- **Given problem**
Reproduce all the entries exactly and keep the pictures out.

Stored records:
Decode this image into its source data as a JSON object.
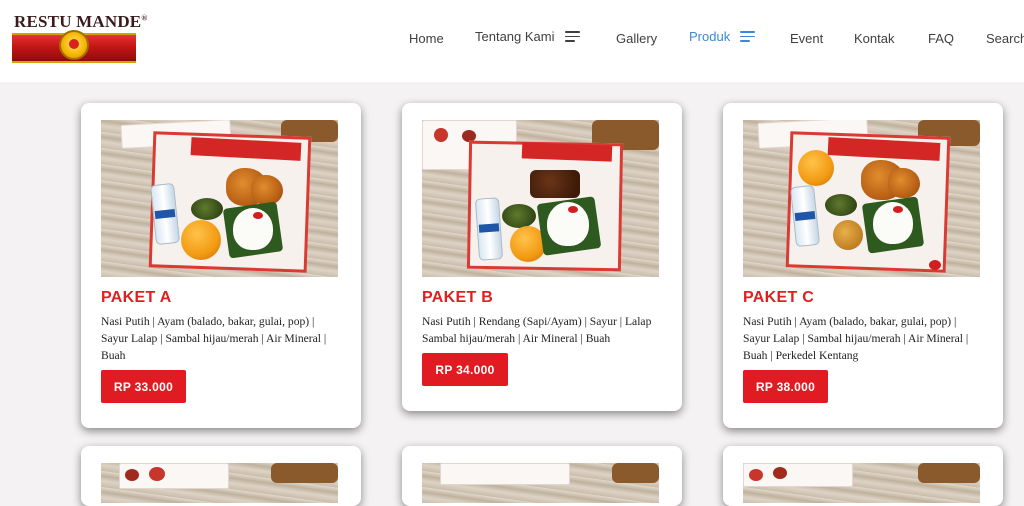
{
  "brand": {
    "name": "RESTU MANDE",
    "mark": "®"
  },
  "nav": {
    "home": "Home",
    "tentang": "Tentang Kami",
    "gallery": "Gallery",
    "produk": "Produk",
    "event": "Event",
    "kontak": "Kontak",
    "faq": "FAQ",
    "search": "Search",
    "active": "Produk",
    "active_color": "#3c8ad6"
  },
  "products": [
    {
      "title": "PAKET A",
      "desc": "Nasi Putih | Ayam (balado, bakar, gulai, pop) | Sayur Lalap | Sambal hijau/merah | Air Mineral | Buah",
      "price": "RP 33.000"
    },
    {
      "title": "PAKET B",
      "desc": "Nasi Putih | Rendang (Sapi/Ayam) | Sayur | Lalap Sambal hijau/merah | Air Mineral | Buah",
      "price": "RP 34.000"
    },
    {
      "title": "PAKET C",
      "desc": "Nasi Putih | Ayam (balado, bakar, gulai, pop) | Sayur Lalap | Sambal hijau/merah | Air Mineral | Buah | Perkedel Kentang",
      "price": "RP 38.000"
    }
  ],
  "colors": {
    "accent_red": "#e01b22",
    "title_red": "#e02020",
    "page_bg": "#f4f2f2"
  }
}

- **Written answer**
Decode this image into its source data as a JSON object.
{
  "brand": {
    "name": "RESTU MANDE",
    "mark": "®"
  },
  "nav": {
    "home": "Home",
    "tentang": "Tentang Kami",
    "gallery": "Gallery",
    "produk": "Produk",
    "event": "Event",
    "kontak": "Kontak",
    "faq": "FAQ",
    "search": "Search",
    "active": "Produk",
    "active_color": "#3c8ad6"
  },
  "products": [
    {
      "title": "PAKET A",
      "desc": "Nasi Putih | Ayam (balado, bakar, gulai, pop) | Sayur Lalap | Sambal hijau/merah | Air Mineral | Buah",
      "price": "RP 33.000"
    },
    {
      "title": "PAKET B",
      "desc": "Nasi Putih | Rendang (Sapi/Ayam) | Sayur | Lalap Sambal hijau/merah | Air Mineral | Buah",
      "price": "RP 34.000"
    },
    {
      "title": "PAKET C",
      "desc": "Nasi Putih | Ayam (balado, bakar, gulai, pop) | Sayur Lalap | Sambal hijau/merah | Air Mineral | Buah | Perkedel Kentang",
      "price": "RP 38.000"
    }
  ],
  "colors": {
    "accent_red": "#e01b22",
    "title_red": "#e02020",
    "page_bg": "#f4f2f2"
  }
}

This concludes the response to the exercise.